Produce word for word the lines of the data below running from the one that has "What's the underlying" to the one that has "Enumerate this screenshot's", inclusive, and no others.

## begin GIVEN DATA

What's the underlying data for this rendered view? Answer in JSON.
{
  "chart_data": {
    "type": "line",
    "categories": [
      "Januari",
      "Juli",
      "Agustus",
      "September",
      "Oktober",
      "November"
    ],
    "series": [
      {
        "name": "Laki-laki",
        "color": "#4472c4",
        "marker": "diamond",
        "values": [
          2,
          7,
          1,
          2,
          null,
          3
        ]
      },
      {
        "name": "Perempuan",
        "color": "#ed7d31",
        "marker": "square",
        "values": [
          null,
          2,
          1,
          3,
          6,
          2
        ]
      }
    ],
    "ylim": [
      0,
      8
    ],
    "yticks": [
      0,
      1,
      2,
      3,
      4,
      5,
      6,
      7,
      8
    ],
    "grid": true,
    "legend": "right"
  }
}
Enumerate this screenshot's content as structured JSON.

## end GIVEN DATA
## begin GIVEN DATA

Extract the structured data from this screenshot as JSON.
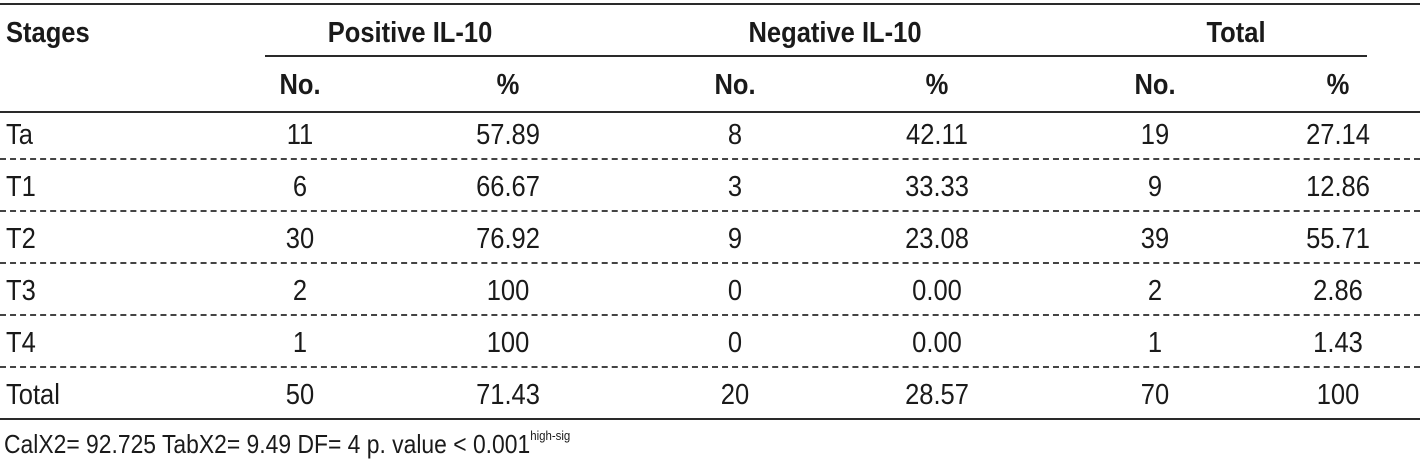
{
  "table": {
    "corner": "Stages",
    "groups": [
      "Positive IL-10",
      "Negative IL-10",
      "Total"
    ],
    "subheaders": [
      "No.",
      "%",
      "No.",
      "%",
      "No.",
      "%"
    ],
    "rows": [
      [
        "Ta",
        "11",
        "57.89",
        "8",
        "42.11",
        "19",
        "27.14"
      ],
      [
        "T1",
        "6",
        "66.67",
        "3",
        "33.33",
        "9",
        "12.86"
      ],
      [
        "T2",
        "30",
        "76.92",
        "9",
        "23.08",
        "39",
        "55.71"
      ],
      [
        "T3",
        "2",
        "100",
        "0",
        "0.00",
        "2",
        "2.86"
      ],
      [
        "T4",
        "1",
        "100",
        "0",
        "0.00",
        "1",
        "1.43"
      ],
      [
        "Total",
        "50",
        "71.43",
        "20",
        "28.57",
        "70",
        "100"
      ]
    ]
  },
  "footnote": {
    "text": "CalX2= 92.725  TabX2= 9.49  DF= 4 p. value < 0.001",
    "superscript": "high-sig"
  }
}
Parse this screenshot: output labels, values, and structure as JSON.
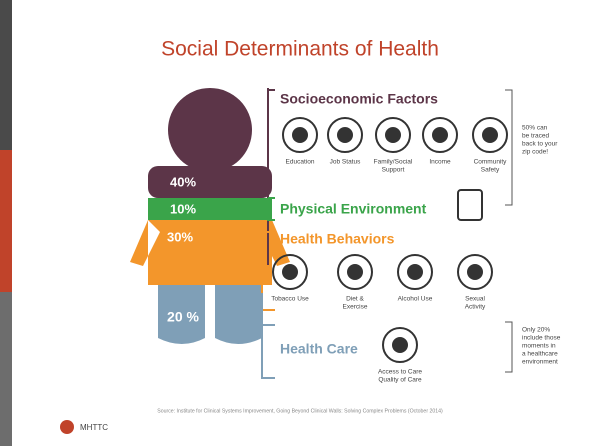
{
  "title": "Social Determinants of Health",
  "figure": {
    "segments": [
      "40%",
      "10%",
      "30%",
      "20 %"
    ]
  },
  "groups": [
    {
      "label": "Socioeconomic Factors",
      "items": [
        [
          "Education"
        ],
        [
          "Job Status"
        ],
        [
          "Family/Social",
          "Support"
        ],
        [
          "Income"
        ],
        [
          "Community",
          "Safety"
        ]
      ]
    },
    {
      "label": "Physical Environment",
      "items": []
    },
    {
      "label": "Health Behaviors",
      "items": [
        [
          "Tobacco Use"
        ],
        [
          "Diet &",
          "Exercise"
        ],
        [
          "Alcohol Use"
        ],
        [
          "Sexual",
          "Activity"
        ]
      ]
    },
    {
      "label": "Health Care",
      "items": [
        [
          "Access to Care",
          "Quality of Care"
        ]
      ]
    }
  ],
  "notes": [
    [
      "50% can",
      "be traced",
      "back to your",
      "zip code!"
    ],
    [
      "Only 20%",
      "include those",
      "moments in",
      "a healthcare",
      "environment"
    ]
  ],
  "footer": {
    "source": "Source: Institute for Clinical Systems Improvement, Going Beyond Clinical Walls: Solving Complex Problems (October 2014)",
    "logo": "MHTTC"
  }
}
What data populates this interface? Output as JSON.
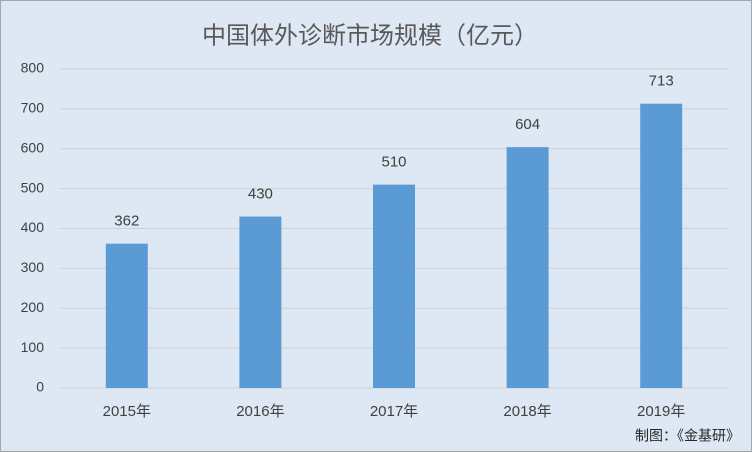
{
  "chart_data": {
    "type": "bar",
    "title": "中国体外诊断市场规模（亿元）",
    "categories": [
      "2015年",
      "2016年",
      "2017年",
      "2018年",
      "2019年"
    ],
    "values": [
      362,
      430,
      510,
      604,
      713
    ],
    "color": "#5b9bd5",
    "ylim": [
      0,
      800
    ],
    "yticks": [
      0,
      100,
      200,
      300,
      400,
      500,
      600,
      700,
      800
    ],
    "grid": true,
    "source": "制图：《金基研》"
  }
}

## end GIVEN DATA

CORRECT ANSWER:
What's the underlying data for this rendered view? Answer in JSON.
{
  "chart_data": {
    "type": "line",
    "categories": [
      "Januari",
      "Juli",
      "Agustus",
      "September",
      "Oktober",
      "November"
    ],
    "series": [
      {
        "name": "Laki-laki",
        "color": "#4472c4",
        "marker": "diamond",
        "values": [
          2,
          7,
          1,
          2,
          null,
          3
        ]
      },
      {
        "name": "Perempuan",
        "color": "#ed7d31",
        "marker": "square",
        "values": [
          null,
          2,
          1,
          3,
          6,
          2
        ]
      }
    ],
    "ylim": [
      0,
      8
    ],
    "yticks": [
      0,
      1,
      2,
      3,
      4,
      5,
      6,
      7,
      8
    ],
    "grid": true,
    "legend": "right"
  }
}
Enumerate this screenshot's content as structured JSON.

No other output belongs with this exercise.